→ Set problem: Count, in the entries below, the lines in which "Other" occurs. Give the number, nothing more.

(Data entries)
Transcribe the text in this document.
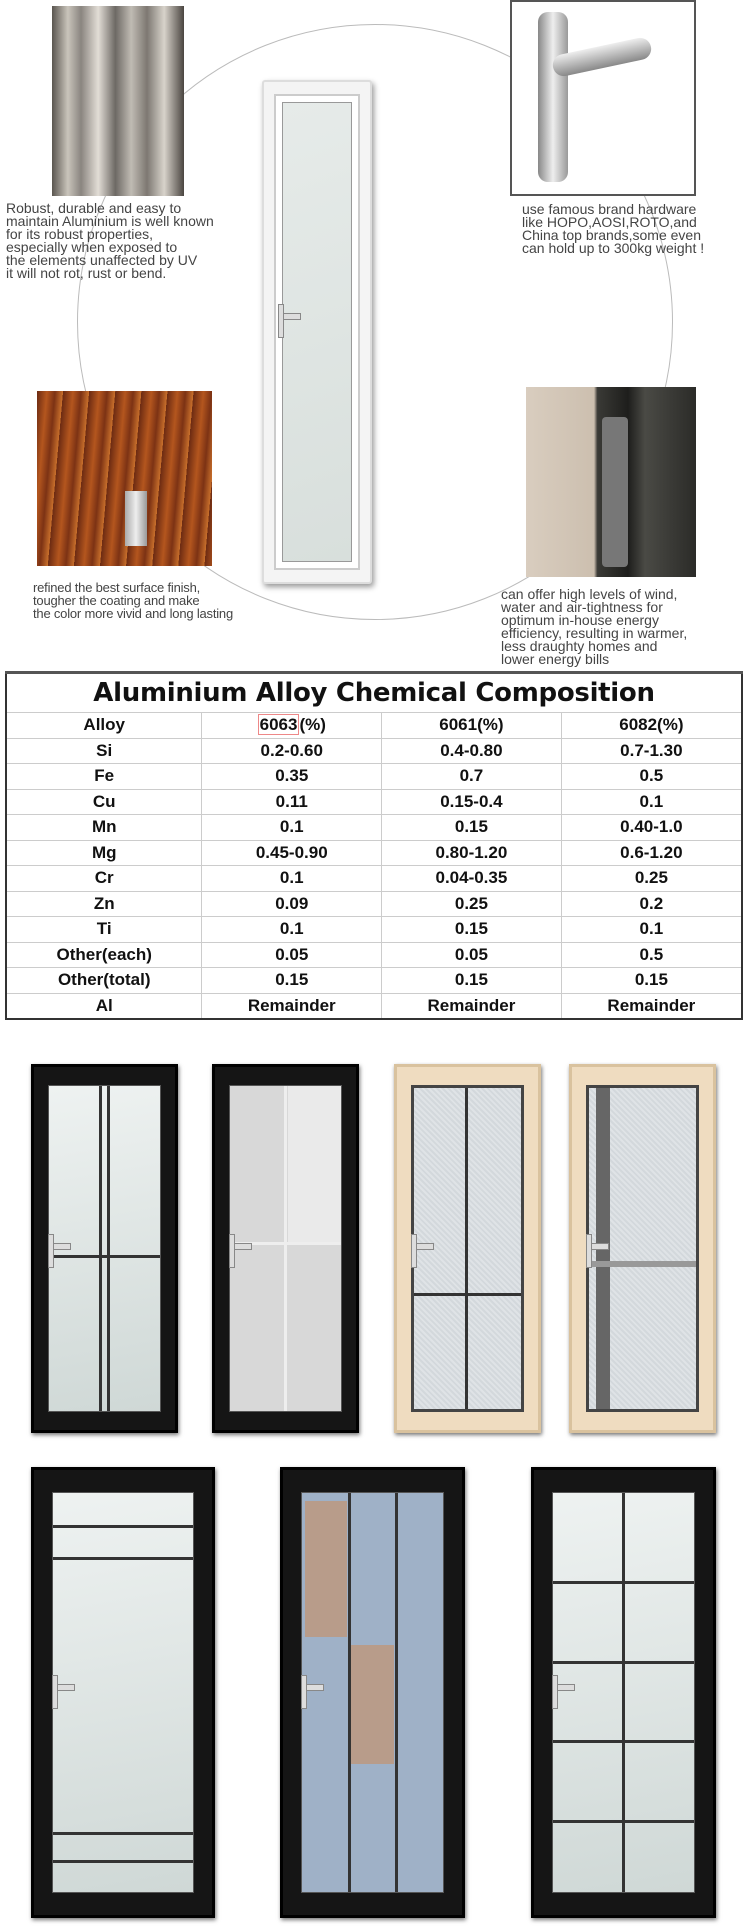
Robust, durable and easy to
maintain Aluminium is well known
for its robust properties,
especially when exposed to
the elements unaffected by UV
it will not rot, rust or bend.
use famous brand hardware
like HOPO,AOSI,ROTO,and
China top brands,some even
can hold up to 300kg weight !
refined the best surface finish,
tougher the coating and make
the color more vivid and long lasting
can offer high levels of wind,
water and air-tightness for
optimum in-house energy
efficiency, resulting in warmer,
less draughty homes and
lower energy bills
Aluminium Alloy Chemical Composition			
Alloy	6063 (%)	6061(%)	6082(%)
Si	0.2-0.60	0.4-0.80	0.7-1.30
Fe	0.35	0.7	0.5
Cu	0.11	0.15-0.4	0.1
Mn	0.1	0.15	0.40-1.0
Mg	0.45-0.90	0.80-1.20	0.6-1.20
Cr	0.1	0.04-0.35	0.25
Zn	0.09	0.25	0.2
Ti	0.1	0.15	0.1
Other(each)	0.05	0.05	0.5
Other(total)	0.15	0.15	0.15
Al	Remainder	Remainder	Remainder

→ Written answer: 2